Description of the task
For each line in the data below that holds "立方厘米", return a copy.

Data extract
__________________________________________________
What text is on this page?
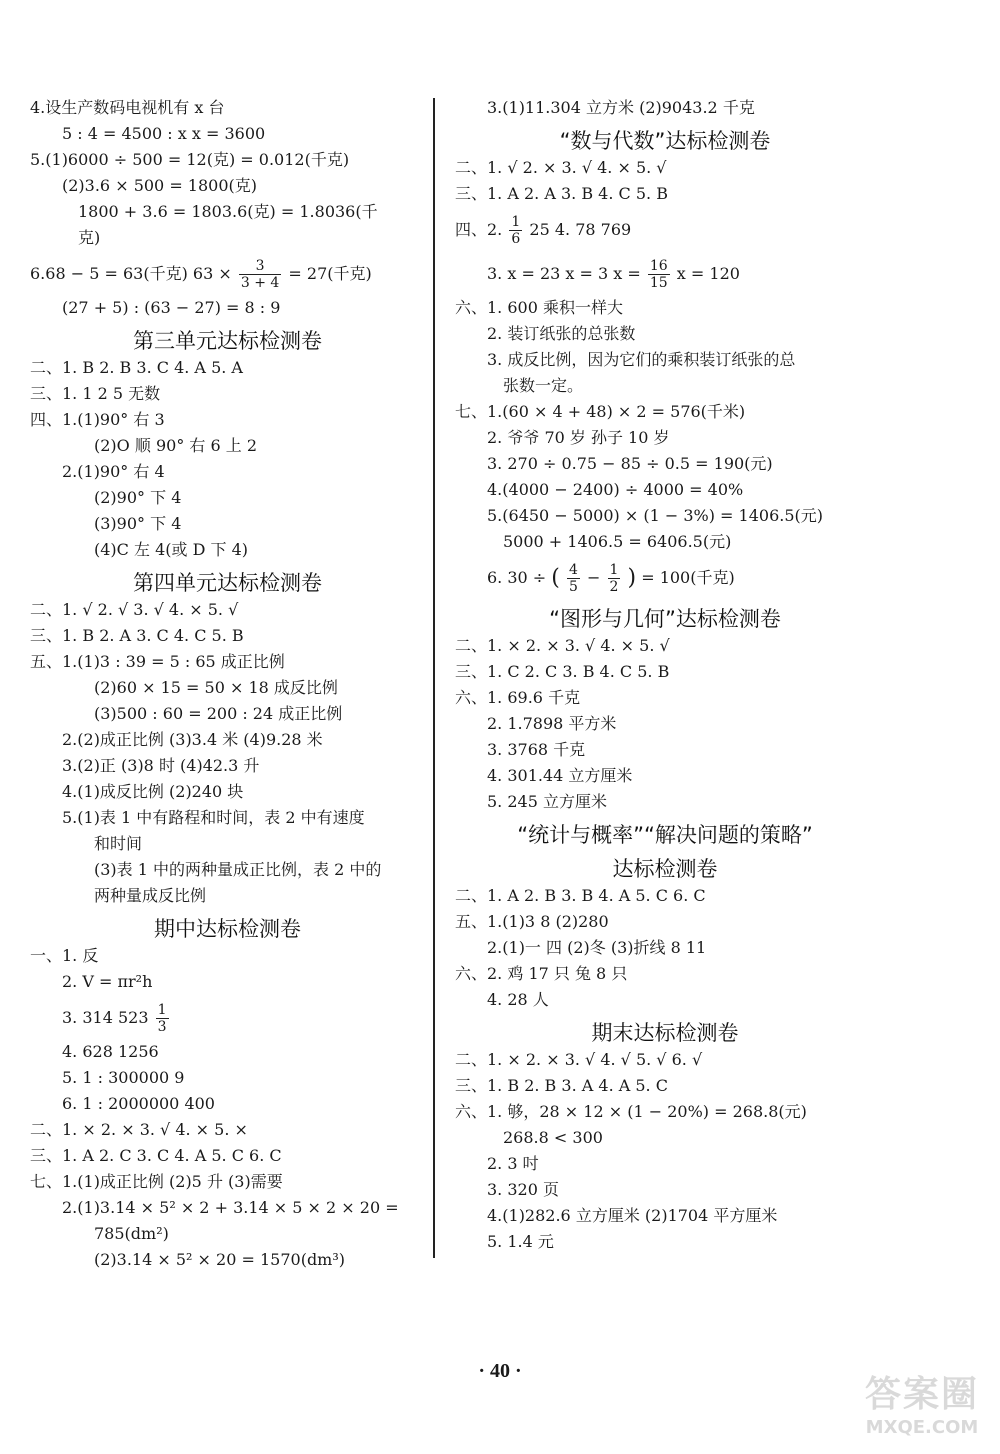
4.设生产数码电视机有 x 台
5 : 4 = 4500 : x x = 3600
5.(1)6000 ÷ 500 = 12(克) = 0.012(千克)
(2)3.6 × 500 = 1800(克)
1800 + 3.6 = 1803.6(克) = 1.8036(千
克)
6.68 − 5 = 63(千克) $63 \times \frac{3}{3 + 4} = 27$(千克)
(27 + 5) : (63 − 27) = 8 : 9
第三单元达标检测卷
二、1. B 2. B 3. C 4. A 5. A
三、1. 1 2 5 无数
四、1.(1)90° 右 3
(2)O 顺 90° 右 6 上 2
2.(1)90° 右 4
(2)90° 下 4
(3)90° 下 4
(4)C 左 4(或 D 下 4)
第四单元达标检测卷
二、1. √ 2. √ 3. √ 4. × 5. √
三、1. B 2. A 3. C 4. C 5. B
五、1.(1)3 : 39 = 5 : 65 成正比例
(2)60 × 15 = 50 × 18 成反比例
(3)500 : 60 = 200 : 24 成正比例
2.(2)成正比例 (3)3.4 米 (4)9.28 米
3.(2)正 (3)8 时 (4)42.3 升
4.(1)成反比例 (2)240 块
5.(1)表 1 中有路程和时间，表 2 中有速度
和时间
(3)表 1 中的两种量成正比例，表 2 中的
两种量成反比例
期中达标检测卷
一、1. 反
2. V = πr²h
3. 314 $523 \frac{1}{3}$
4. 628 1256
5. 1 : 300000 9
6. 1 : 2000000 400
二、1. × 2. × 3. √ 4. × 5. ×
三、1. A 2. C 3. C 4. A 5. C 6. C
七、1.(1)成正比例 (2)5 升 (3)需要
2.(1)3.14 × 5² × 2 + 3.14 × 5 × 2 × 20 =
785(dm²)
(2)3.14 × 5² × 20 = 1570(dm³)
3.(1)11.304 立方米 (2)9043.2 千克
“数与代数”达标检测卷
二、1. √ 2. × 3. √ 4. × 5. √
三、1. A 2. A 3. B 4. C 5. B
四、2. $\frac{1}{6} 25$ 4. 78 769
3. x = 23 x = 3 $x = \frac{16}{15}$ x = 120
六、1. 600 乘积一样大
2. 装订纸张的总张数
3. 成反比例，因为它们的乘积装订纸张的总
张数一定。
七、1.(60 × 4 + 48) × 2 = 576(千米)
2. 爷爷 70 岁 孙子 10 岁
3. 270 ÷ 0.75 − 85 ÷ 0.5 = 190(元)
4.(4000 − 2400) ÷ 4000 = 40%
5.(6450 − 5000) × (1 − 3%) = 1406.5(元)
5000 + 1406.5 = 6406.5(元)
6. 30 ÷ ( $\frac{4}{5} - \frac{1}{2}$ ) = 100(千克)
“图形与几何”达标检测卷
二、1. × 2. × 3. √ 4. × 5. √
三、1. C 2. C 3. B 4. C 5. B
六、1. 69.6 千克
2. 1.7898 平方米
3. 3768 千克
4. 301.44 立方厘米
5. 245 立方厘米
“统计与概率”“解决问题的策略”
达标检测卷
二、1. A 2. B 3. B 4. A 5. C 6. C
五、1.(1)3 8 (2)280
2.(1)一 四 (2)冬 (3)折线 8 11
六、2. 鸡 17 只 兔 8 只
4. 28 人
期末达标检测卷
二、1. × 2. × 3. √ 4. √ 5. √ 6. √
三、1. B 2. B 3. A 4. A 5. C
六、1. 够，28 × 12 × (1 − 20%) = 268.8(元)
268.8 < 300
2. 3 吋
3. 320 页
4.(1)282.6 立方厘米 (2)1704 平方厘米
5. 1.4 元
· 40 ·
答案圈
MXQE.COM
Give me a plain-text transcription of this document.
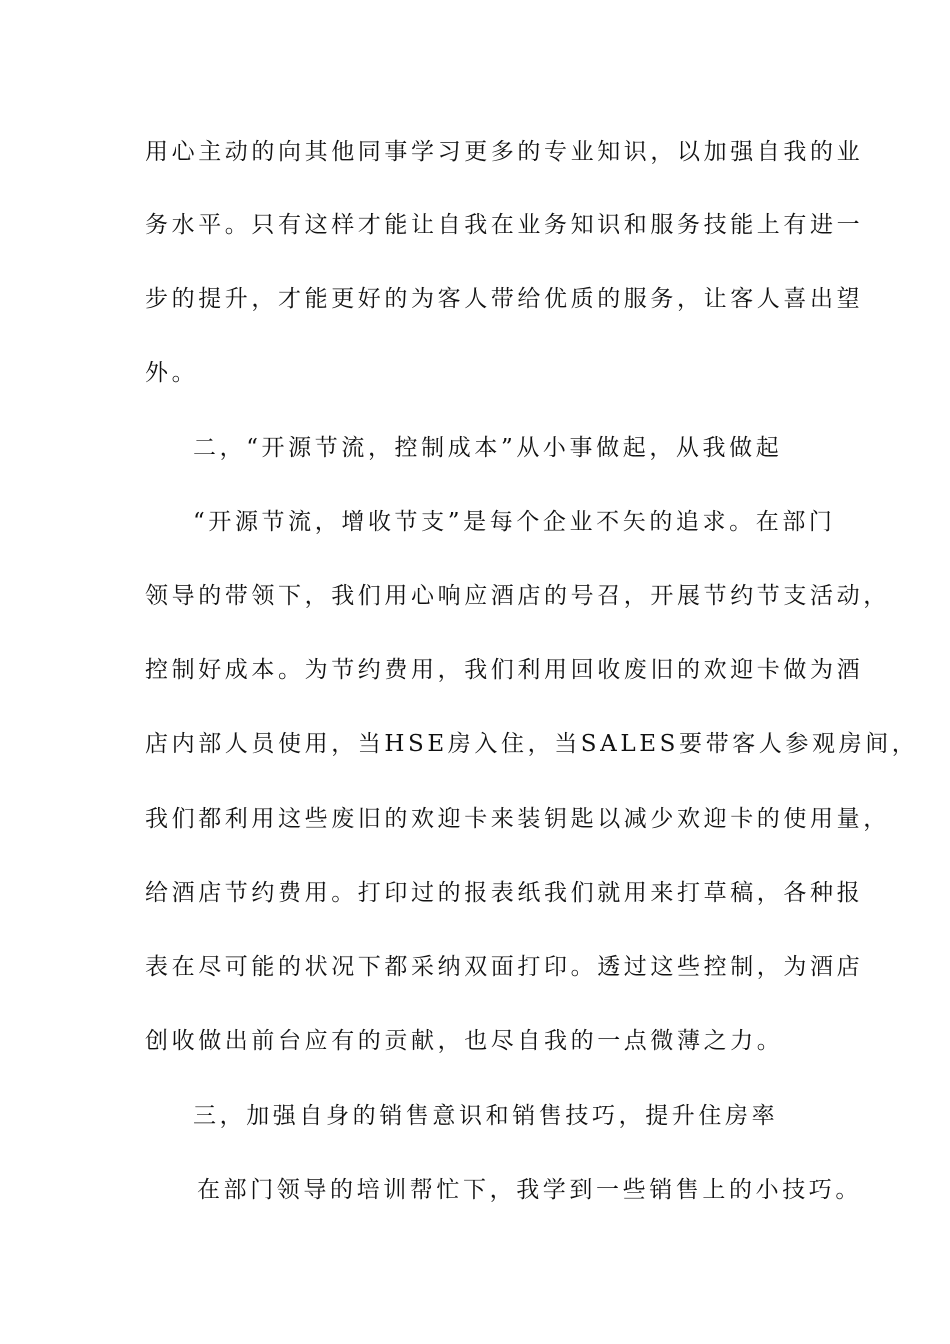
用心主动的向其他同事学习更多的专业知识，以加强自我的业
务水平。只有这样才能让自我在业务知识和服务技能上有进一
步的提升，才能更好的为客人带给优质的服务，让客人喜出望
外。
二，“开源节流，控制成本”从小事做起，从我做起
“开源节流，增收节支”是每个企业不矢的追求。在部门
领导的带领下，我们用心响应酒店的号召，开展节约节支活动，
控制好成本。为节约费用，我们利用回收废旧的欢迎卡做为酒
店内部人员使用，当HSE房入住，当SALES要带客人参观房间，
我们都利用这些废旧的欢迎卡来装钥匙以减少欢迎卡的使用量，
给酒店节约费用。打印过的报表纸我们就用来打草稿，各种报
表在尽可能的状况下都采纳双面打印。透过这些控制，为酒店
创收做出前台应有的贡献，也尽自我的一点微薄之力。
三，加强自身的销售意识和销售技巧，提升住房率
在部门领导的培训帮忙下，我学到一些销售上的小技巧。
__________________________________________________
Correct response
4. 301.44 立方厘米
5. 245 立方厘米
4.(1)282.6 立方厘米 (2)1704 平方厘米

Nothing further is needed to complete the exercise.